### TASK STATEMENT
Locate all lines with the word "JSON". Copy them.

[RECORDS PROVIDED start]

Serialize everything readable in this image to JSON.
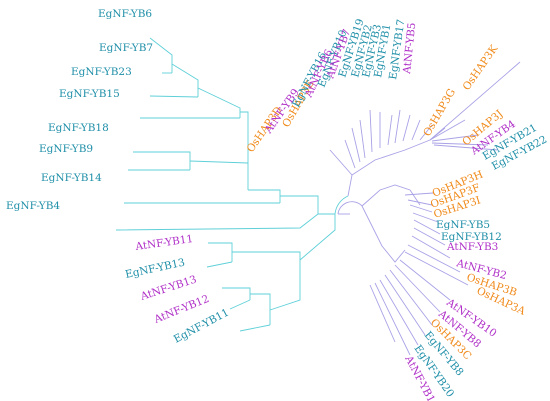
{
  "colors": {
    "egnf": "#1f8fa8",
    "atnf": "#b030c8",
    "oshap": "#f08a1a",
    "branch_cyan": "#5fd0d8",
    "branch_purple": "#a9a2e6"
  },
  "left_clade": {
    "labels": [
      {
        "text": "EgNF-YB6",
        "group": "egnf"
      },
      {
        "text": "EgNF-YB7",
        "group": "egnf"
      },
      {
        "text": "EgNF-YB23",
        "group": "egnf"
      },
      {
        "text": "EgNF-YB15",
        "group": "egnf"
      },
      {
        "text": "EgNF-YB18",
        "group": "egnf"
      },
      {
        "text": "EgNF-YB9",
        "group": "egnf"
      },
      {
        "text": "EgNF-YB14",
        "group": "egnf"
      },
      {
        "text": "EgNF-YB4",
        "group": "egnf"
      },
      {
        "text": "AtNF-YB11",
        "group": "atnf"
      },
      {
        "text": "EgNF-YB13",
        "group": "egnf"
      },
      {
        "text": "AtNF-YB13",
        "group": "atnf"
      },
      {
        "text": "AtNF-YB12",
        "group": "atnf"
      },
      {
        "text": "EgNF-YB11",
        "group": "egnf"
      }
    ]
  },
  "right_clade": {
    "labels": [
      {
        "text": "OsHAP3D",
        "group": "oshap"
      },
      {
        "text": "AtNF-YB9",
        "group": "atnf"
      },
      {
        "text": "OsHAP3E",
        "group": "oshap"
      },
      {
        "text": "EgNF-YB16",
        "group": "egnf"
      },
      {
        "text": "AtNF-YB6",
        "group": "atnf"
      },
      {
        "text": "EgNF-YB10",
        "group": "egnf"
      },
      {
        "text": "AtNF-YB7",
        "group": "atnf"
      },
      {
        "text": "EgNF-YB19",
        "group": "egnf"
      },
      {
        "text": "EgNF-YB2",
        "group": "egnf"
      },
      {
        "text": "EgNF-YB3",
        "group": "egnf"
      },
      {
        "text": "EgNF-YB1",
        "group": "egnf"
      },
      {
        "text": "EgNF-YB17",
        "group": "egnf"
      },
      {
        "text": "AtNF-YB5",
        "group": "atnf"
      },
      {
        "text": "OsHAP3G",
        "group": "oshap"
      },
      {
        "text": "OsHAP3K",
        "group": "oshap"
      },
      {
        "text": "OsHAP3J",
        "group": "oshap"
      },
      {
        "text": "AtNF-YB4",
        "group": "atnf"
      },
      {
        "text": "EgNF-YB21",
        "group": "egnf"
      },
      {
        "text": "EgNF-YB22",
        "group": "egnf"
      },
      {
        "text": "OsHAP3H",
        "group": "oshap"
      },
      {
        "text": "OsHAP3F",
        "group": "oshap"
      },
      {
        "text": "OsHAP3I",
        "group": "oshap"
      },
      {
        "text": "EgNF-YB5",
        "group": "egnf"
      },
      {
        "text": "EgNF-YB12",
        "group": "egnf"
      },
      {
        "text": "AtNF-YB3",
        "group": "atnf"
      },
      {
        "text": "AtNF-YB2",
        "group": "atnf"
      },
      {
        "text": "OsHAP3B",
        "group": "oshap"
      },
      {
        "text": "OsHAP3A",
        "group": "oshap"
      },
      {
        "text": "AtNF-YB10",
        "group": "atnf"
      },
      {
        "text": "AtNF-YB8",
        "group": "atnf"
      },
      {
        "text": "OsHAP3C",
        "group": "oshap"
      },
      {
        "text": "EgNF-YB8",
        "group": "egnf"
      },
      {
        "text": "EgNF-YB20",
        "group": "egnf"
      },
      {
        "text": "AtNF-YB1",
        "group": "atnf"
      }
    ]
  }
}
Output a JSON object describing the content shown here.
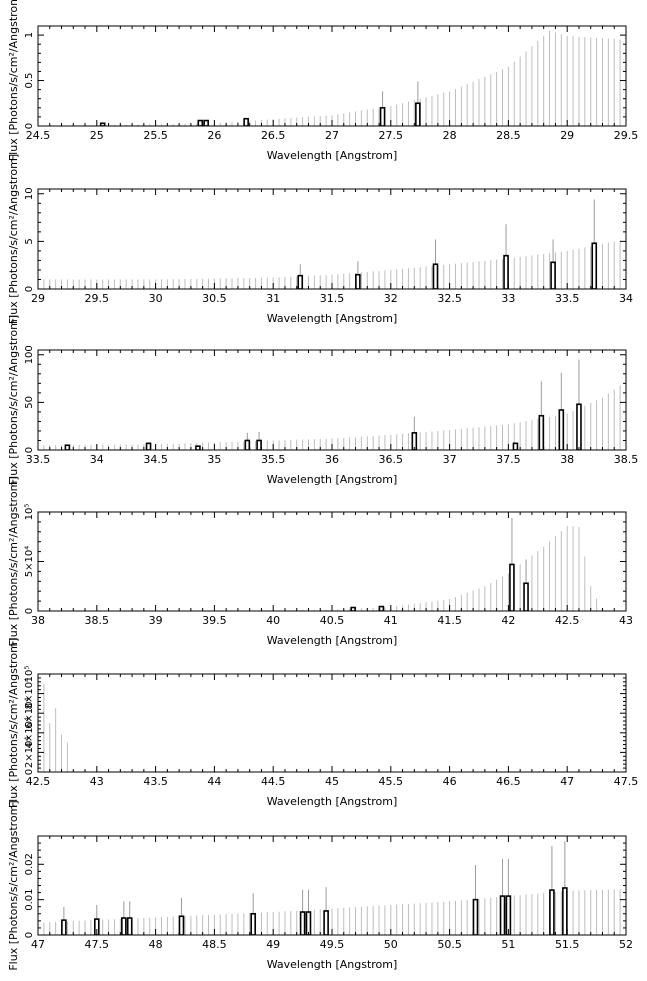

[RECORDS PROVIDED end]

### OUTPUT
Serialize everything readable in this image to JSON.
Output a JSON object describing the content shown here.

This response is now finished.